** Begin Data to process **

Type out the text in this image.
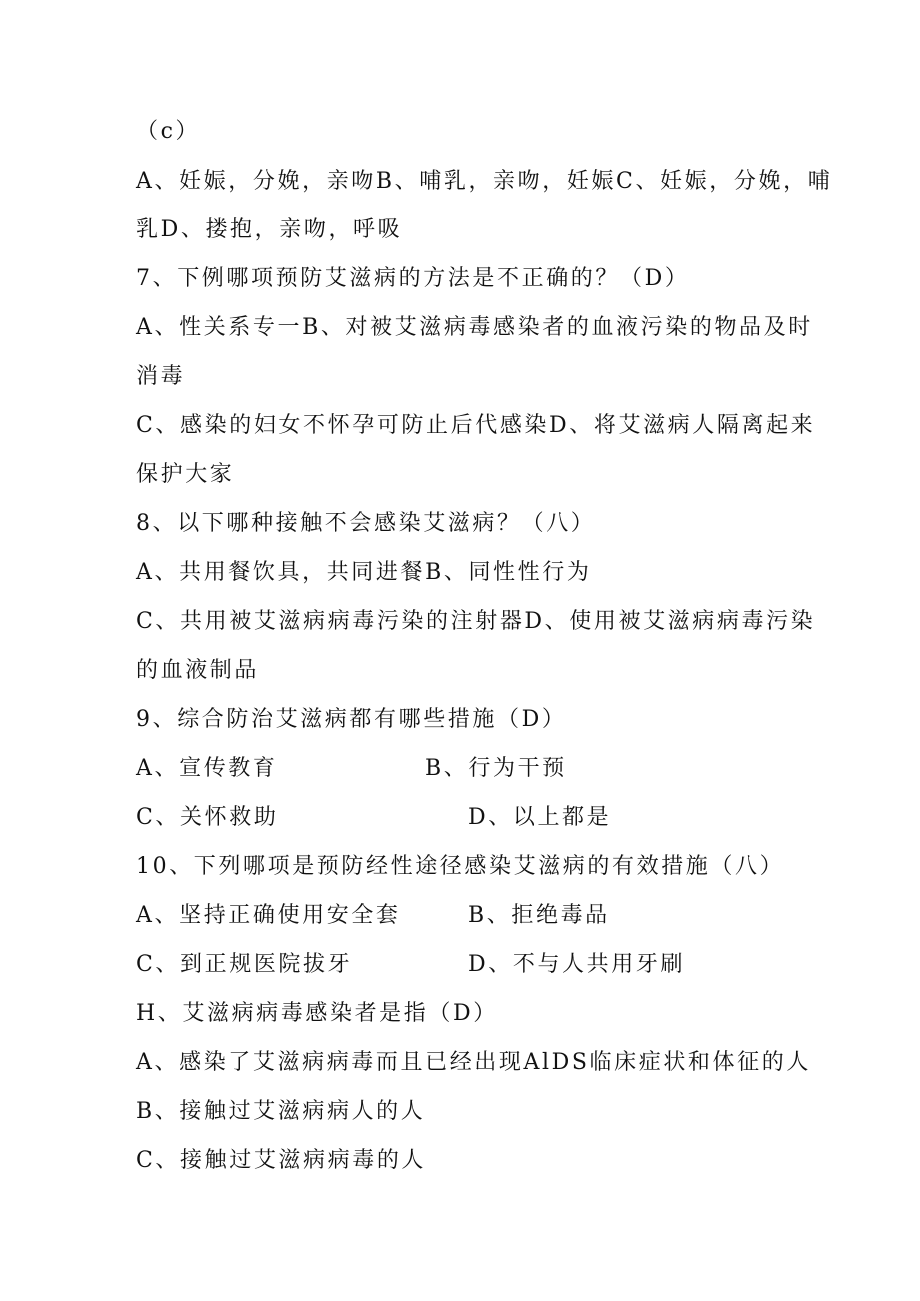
（c）
A、妊娠，分娩，亲吻B、哺乳，亲吻，妊娠C、妊娠，分娩，哺
乳D、搂抱，亲吻，呼吸
7、下例哪项预防艾滋病的方法是不正确的？（D）
A、性关系专一B、对被艾滋病毒感染者的血液污染的物品及时
消毒
C、感染的妇女不怀孕可防止后代感染D、将艾滋病人隔离起来
保护大家
8、以下哪种接触不会感染艾滋病？（八）
A、共用餐饮具，共同进餐B、同性性行为
C、共用被艾滋病病毒污染的注射器D、使用被艾滋病病毒污染
的血液制品
9、综合防治艾滋病都有哪些措施（D）
A、宣传教育	B、行为干预
C、关怀救助	D、以上都是
10、下列哪项是预防经性途径感染艾滋病的有效措施（八）
A、坚持正确使用安全套	B、拒绝毒品
C、到正规医院拔牙	D、不与人共用牙刷
H、艾滋病病毒感染者是指（D）
A、感染了艾滋病病毒而且已经出现AlDS临床症状和体征的人
B、接触过艾滋病病人的人
C、接触过艾滋病病毒的人
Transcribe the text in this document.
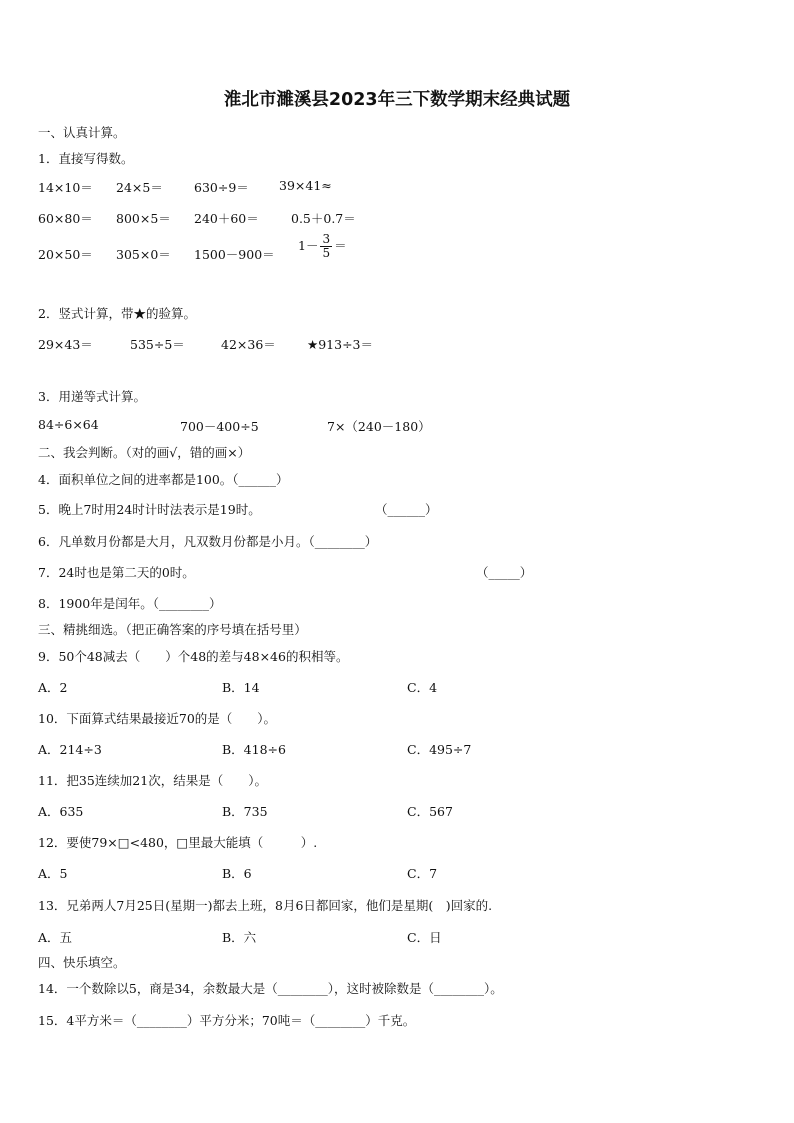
淮北市濉溪县2023年三下数学期末经典试题
一、认真计算。
1．直接写得数。
14×10＝ 24×5＝ 630÷9＝ 39×41≈
60×80＝ 800×5＝ 240＋60＝	0.5＋0.7＝
20×50＝ 305×0＝ 1500－900＝
$1- \frac{3}{5}$ ＝
2．竖式计算，带★的验算。
29×43＝	535÷5＝	42×36＝ ★913÷3＝
3．用递等式计算。
84÷6×64	700－400÷5	7×（240－180）
二、我会判断。（对的画√，错的画×）
4．面积单位之间的进率都是100。（______）
5．晚上7时用24时计时法表示是19时。	（______）
6．凡单数月份都是大月，凡双数月份都是小月。（________）
7．24时也是第二天的0时。	（_____）
8．1900年是闰年。（________）
三、精挑细选。（把正确答案的序号填在括号里）
9．50个48减去（　　）个48的差与48×46的积相等。
A．2	B．14	C．4
10．下面算式结果最接近70的是（　　）。
A．214÷3	B．418÷6	C．495÷7
11．把35连续加21次，结果是（　　）。
A．635	B．735	C．567
12．要使79×□<480，□里最大能填（　　　）.
A．5	B．6	C．7
13．兄弟两人7月25日(星期一)都去上班，8月6日都回家，他们是星期(　)回家的.
A．五	B．六	C．日
四、快乐填空。
14．一个数除以5，商是34，余数最大是（________），这时被除数是（________）。
15．4平方米＝（________）平方分米；70吨＝（________）千克。
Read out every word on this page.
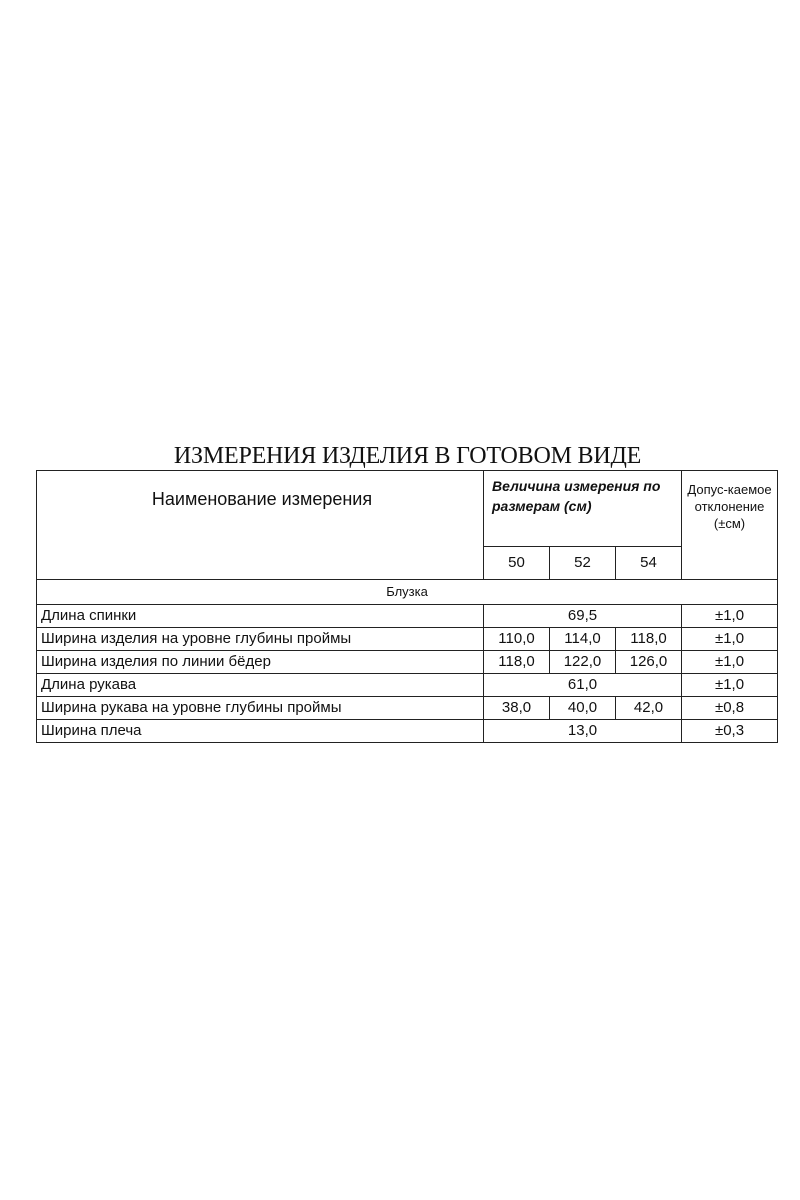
ИЗМЕРЕНИЯ ИЗДЕЛИЯ В ГОТОВОМ ВИДЕ
Наименование измерения	Величина измерения по размерам (см)			Допус-каемое отклонение (±см)
	50	52	54	
Блузка				
Длина спинки	69,5			±1,0
Ширина изделия на уровне глубины проймы	110,0	114,0	118,0	±1,0
Ширина изделия по линии бёдер	118,0	122,0	126,0	±1,0
Длина рукава	61,0			±1,0
Ширина рукава на уровне глубины проймы	38,0	40,0	42,0	±0,8
Ширина плеча	13,0			±0,3
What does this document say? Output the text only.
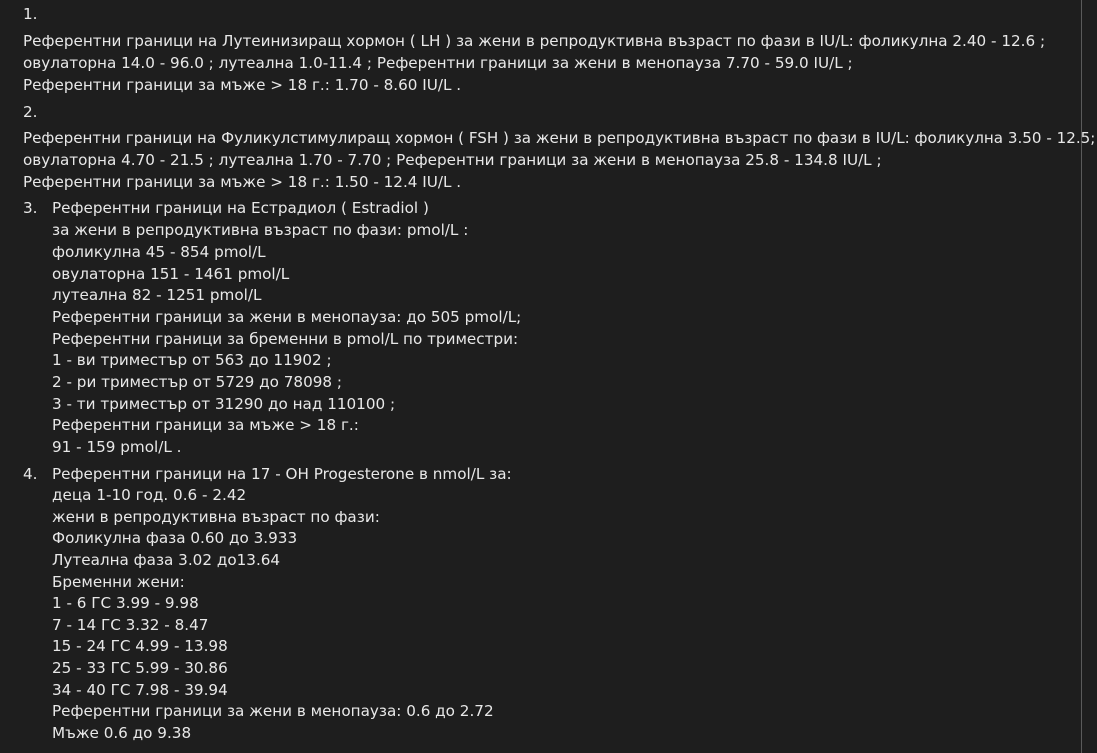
1.
Референтни граници на Лутеинизиращ хормон ( LH ) за жени в репродуктивна възраст по фази в IU/L: фоликулна 2.40 - 12.6 ;
овулаторна 14.0 - 96.0 ; лутеална 1.0-11.4 ; Референтни граници за жени в менопауза 7.70 - 59.0 IU/L ;
Референтни граници за мъже > 18 г.: 1.70 - 8.60 IU/L .
2.
Референтни граници на Фуликулстимулиращ хормон ( FSH ) за жени в репродуктивна възраст по фази в IU/L: фоликулна 3.50 - 12.5;
овулаторна 4.70 - 21.5 ; лутеална 1.70 - 7.70 ; Референтни граници за жени в менопауза 25.8 - 134.8 IU/L ;
Референтни граници за мъже > 18 г.: 1.50 - 12.4 IU/L .
3. Референтни граници на Естрадиол ( Estradiol )
за жени в репродуктивна възраст по фази: pmol/L :
фоликулна 45 - 854 pmol/L
овулаторна 151 - 1461 pmol/L
лутеална 82 - 1251 pmol/L
Референтни граници за жени в менопауза: до 505 pmol/L;
Референтни граници за бременни в pmol/L по триместри:
1 - ви триместър от 563 до 11902 ;
2 - ри триместър от 5729 до 78098 ;
3 - ти триместър от 31290 до над 110100 ;
Референтни граници за мъже > 18 г.:
91 - 159 pmol/L .
4. Референтни граници на 17 - OH Progesterone в nmol/L за:
деца 1-10 год. 0.6 - 2.42
жени в репродуктивна възраст по фази:
Фоликулна фаза 0.60 до 3.933
Лутеална фаза 3.02 до13.64
Бременни жени:
1 - 6 ГС 3.99 - 9.98
7 - 14 ГС 3.32 - 8.47
15 - 24 ГС 4.99 - 13.98
25 - 33 ГС 5.99 - 30.86
34 - 40 ГС 7.98 - 39.94
Референтни граници за жени в менопауза: 0.6 до 2.72
Мъже 0.6 до 9.38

** End Data to process **

* **Written task**
Scan the entries above. Copy each line that has the string "pmol".

* **Task output**
за жени в репродуктивна възраст по фази: pmol/L :
фоликулна 45 - 854 pmol/L
овулаторна 151 - 1461 pmol/L
лутеална 82 - 1251 pmol/L
Референтни граници за жени в менопауза: до 505 pmol/L;
Референтни граници за бременни в pmol/L по триместри:
91 - 159 pmol/L .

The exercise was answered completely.